GIVEN REQUEST: Search the material for "מגמה" and show all lines that contain it.

>>

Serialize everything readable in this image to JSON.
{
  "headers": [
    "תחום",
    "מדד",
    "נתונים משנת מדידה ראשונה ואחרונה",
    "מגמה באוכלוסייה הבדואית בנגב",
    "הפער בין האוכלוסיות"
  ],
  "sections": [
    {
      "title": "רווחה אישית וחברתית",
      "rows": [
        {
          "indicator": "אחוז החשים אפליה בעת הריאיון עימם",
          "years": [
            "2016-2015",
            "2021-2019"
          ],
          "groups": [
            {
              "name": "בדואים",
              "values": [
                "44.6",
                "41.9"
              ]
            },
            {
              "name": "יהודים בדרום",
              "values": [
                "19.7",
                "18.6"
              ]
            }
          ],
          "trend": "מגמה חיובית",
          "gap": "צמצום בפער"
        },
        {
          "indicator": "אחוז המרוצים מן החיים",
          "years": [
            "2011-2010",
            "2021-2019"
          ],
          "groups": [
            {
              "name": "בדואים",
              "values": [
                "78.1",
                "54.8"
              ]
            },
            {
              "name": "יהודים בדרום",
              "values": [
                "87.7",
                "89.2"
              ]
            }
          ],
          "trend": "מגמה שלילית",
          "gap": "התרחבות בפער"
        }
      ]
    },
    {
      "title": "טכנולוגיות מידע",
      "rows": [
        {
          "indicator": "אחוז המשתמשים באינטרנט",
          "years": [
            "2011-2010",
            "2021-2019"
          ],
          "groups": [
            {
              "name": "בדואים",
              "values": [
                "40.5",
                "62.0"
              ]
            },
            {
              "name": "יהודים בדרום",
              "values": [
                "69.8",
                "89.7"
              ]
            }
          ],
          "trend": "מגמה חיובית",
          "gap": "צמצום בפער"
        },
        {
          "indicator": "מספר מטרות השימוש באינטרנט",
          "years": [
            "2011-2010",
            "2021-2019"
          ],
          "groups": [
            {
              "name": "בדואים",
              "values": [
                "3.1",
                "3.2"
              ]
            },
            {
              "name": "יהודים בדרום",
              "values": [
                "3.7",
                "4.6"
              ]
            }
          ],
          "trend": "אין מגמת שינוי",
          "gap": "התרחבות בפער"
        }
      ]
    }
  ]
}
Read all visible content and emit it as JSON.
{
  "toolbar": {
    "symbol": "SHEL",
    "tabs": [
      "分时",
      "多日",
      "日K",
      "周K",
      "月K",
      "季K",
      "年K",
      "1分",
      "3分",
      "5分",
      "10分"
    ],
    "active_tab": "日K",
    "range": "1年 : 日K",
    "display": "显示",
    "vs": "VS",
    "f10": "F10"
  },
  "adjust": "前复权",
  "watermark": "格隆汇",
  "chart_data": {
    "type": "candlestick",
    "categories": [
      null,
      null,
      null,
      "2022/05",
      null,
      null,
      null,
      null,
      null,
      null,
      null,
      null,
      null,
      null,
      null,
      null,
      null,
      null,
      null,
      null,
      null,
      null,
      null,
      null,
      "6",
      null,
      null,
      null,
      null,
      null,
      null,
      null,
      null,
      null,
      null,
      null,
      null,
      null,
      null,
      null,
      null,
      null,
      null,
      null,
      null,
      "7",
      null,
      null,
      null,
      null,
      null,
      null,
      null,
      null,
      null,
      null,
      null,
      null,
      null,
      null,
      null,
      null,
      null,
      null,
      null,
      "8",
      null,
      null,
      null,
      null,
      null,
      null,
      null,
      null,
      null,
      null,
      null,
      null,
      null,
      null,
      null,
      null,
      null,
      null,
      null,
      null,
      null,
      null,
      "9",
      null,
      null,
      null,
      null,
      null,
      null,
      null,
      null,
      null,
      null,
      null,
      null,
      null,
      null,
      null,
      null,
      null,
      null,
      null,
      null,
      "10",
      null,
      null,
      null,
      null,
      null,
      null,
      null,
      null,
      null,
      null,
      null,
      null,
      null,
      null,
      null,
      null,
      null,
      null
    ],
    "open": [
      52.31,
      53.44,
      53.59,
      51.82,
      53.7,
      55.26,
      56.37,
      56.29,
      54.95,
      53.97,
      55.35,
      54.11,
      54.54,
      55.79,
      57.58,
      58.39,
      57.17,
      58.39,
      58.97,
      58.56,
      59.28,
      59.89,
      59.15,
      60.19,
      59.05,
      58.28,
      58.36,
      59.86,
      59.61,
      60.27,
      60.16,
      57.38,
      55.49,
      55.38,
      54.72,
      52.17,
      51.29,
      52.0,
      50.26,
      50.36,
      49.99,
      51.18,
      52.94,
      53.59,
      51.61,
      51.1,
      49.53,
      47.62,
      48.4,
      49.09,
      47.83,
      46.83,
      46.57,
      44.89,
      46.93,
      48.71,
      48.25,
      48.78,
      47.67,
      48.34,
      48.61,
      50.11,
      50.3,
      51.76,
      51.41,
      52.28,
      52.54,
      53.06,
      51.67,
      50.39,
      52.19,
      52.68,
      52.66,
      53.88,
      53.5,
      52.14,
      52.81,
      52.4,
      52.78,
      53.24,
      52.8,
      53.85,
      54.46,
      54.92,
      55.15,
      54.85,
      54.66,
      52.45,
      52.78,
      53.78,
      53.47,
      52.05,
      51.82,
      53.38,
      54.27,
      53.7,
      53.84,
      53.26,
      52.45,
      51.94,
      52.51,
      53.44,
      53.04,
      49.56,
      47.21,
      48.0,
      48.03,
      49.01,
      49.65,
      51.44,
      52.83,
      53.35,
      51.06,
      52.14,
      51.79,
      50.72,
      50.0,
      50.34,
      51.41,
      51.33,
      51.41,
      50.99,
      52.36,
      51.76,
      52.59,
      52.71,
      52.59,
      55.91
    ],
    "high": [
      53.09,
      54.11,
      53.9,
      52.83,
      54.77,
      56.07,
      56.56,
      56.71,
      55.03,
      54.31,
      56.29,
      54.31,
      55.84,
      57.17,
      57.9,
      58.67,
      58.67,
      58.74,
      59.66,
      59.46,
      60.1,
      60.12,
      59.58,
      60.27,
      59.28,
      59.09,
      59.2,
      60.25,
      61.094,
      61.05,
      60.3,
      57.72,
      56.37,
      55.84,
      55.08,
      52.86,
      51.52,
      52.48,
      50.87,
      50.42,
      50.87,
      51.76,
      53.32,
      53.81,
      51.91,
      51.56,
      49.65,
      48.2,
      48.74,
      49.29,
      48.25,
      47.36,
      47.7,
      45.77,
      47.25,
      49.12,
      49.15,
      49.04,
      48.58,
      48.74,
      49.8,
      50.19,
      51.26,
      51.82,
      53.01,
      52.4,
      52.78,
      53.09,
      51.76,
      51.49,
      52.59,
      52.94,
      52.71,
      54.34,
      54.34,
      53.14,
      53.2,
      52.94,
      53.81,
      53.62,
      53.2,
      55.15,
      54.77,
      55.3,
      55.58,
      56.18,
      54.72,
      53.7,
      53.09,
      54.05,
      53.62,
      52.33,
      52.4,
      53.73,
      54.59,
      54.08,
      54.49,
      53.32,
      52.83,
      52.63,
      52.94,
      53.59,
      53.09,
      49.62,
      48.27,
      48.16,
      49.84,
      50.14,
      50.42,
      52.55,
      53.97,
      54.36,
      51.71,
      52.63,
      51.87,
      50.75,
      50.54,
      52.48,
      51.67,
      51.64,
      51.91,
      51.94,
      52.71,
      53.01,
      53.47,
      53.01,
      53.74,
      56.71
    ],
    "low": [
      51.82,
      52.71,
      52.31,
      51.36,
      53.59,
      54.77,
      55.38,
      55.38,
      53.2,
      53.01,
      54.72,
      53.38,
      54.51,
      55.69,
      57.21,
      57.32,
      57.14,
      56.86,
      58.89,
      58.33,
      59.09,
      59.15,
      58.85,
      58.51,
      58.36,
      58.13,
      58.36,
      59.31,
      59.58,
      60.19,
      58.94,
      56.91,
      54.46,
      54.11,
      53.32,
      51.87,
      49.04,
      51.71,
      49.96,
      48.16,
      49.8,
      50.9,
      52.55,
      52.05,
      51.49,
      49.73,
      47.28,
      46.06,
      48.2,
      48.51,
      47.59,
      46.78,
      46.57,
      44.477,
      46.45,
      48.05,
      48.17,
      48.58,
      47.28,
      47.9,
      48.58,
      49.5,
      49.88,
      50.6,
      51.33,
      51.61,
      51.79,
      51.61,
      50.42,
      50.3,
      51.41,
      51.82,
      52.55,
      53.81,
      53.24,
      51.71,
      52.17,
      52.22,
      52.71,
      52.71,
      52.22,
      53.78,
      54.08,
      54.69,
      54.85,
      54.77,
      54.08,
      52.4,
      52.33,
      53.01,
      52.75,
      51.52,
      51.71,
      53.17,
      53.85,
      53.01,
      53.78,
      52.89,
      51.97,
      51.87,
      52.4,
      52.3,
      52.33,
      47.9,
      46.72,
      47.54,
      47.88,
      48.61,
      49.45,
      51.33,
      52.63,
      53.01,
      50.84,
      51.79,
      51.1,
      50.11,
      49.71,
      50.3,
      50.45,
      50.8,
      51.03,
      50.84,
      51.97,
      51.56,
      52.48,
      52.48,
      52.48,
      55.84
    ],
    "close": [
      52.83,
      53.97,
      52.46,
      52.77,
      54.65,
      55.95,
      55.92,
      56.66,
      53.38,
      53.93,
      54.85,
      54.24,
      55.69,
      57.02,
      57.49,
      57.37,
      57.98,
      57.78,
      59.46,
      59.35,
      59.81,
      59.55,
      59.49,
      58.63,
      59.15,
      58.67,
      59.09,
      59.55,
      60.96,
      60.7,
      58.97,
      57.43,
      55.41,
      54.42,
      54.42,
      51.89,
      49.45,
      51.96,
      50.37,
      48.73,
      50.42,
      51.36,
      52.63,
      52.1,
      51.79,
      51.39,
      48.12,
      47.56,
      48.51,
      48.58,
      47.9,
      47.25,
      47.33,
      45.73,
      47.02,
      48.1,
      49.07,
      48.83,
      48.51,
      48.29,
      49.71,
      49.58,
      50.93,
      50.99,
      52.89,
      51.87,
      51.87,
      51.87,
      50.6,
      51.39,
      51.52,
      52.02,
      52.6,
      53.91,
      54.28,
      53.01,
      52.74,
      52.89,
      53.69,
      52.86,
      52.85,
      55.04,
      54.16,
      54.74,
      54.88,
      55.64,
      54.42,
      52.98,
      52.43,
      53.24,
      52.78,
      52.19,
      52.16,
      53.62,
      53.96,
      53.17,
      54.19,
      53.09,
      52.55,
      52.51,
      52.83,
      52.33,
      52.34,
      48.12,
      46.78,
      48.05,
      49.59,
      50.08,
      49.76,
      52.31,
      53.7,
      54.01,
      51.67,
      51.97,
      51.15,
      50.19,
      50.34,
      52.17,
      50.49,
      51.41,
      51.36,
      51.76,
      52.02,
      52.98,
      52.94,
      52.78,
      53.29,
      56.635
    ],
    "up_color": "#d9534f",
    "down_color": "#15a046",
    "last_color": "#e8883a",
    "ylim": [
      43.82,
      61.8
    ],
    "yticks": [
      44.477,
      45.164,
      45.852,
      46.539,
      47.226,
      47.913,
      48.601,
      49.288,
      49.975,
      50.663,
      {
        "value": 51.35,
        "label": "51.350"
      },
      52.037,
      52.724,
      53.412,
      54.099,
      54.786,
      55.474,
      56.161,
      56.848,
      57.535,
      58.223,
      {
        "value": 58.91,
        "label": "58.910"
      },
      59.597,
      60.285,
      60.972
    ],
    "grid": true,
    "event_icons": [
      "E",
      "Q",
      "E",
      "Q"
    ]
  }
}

<<

SOLUTION TO THE EXERCISE:
    "מגמה באוכלוסייה הבדואית בנגב",
          "trend": "מגמה חיובית",
          "trend": "מגמה שלילית",
          "trend": "מגמה חיובית",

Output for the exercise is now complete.